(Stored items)
>> start

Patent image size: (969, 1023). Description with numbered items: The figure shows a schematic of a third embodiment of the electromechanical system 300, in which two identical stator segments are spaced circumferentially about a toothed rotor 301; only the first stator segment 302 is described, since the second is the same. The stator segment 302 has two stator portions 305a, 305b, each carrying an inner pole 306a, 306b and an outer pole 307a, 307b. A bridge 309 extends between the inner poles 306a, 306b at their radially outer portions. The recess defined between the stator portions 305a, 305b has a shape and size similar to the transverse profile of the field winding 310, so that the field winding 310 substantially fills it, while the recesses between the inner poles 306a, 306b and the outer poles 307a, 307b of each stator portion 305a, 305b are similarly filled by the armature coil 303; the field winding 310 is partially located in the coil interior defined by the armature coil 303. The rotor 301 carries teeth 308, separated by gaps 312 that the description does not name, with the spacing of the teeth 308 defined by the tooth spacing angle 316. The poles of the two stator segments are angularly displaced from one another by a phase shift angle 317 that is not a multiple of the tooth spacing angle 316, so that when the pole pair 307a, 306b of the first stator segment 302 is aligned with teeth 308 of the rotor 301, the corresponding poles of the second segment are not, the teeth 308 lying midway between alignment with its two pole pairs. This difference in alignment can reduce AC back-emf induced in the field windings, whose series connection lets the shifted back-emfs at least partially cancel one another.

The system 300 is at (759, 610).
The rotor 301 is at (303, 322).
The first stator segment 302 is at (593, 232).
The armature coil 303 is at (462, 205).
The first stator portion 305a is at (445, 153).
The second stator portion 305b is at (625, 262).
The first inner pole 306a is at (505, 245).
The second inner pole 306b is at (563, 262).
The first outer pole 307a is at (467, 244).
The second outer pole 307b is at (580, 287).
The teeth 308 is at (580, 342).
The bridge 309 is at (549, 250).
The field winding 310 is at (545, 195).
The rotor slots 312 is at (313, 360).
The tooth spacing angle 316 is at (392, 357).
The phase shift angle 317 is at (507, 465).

>> end

• **PROBLEM STATEMENT**: Output every line of the entries above as a JSON array of strings, one string per line, and leave out blank lines.

• **EXERCISE RESULT**:
[
  "Patent image size: (969, 1023). Description with numbered items: The figure shows a schematic of a third embodiment of the electromechanical system 300, in which two identical stator segments are spaced circumferentially about a toothed rotor 301; only the first stator segment 302 is described, since the second is the same. The stator segment 302 has two stator portions 305a, 305b, each carrying an inner pole 306a, 306b and an outer pole 307a, 307b. A bridge 309 extends between the inner poles 306a, 306b at their radially outer portions. The recess defined between the stator portions 305a, 305b has a shape and size similar to the transverse profile of the field winding 310, so that the field winding 310 substantially fills it, while the recesses between the inner poles 306a, 306b and the outer poles 307a, 307b of each stator portion 305a, 305b are similarly filled by the armature coil 303; the field winding 310 is partially located in the coil interior defined by the armature coil 303. The rotor 301 carries teeth 308, separated by gaps 312 that the description does not name, with the spacing of the teeth 308 defined by the tooth spacing angle 316. The poles of the two stator segments are angularly displaced from one another by a phase shift angle 317 that is not a multiple of the tooth spacing angle 316, so that when the pole pair 307a, 306b of the first stator segment 302 is aligned with teeth 308 of the rotor 301, the corresponding poles of the second segment are not, the teeth 308 lying midway between alignment with its two pole pairs. This difference in alignment can reduce AC back-emf induced in the field windings, whose series connection lets the shifted back-emfs at least partially cancel one another.",
  "The system 300 is at (759, 610).",
  "The rotor 301 is at (303, 322).",
  "The first stator segment 302 is at (593, 232).",
  "The armature coil 303 is at (462, 205).",
  "The first stator portion 305a is at (445, 153).",
  "The second stator portion 305b is at (625, 262).",
  "The first inner pole 306a is at (505, 245).",
  "The second inner pole 306b is at (563, 262).",
  "The first outer pole 307a is at (467, 244).",
  "The second outer pole 307b is at (580, 287).",
  "The teeth 308 is at (580, 342).",
  "The bridge 309 is at (549, 250).",
  "The field winding 310 is at (545, 195).",
  "The rotor slots 312 is at (313, 360).",
  "The tooth spacing angle 316 is at (392, 357).",
  "The phase shift angle 317 is at (507, 465)."
]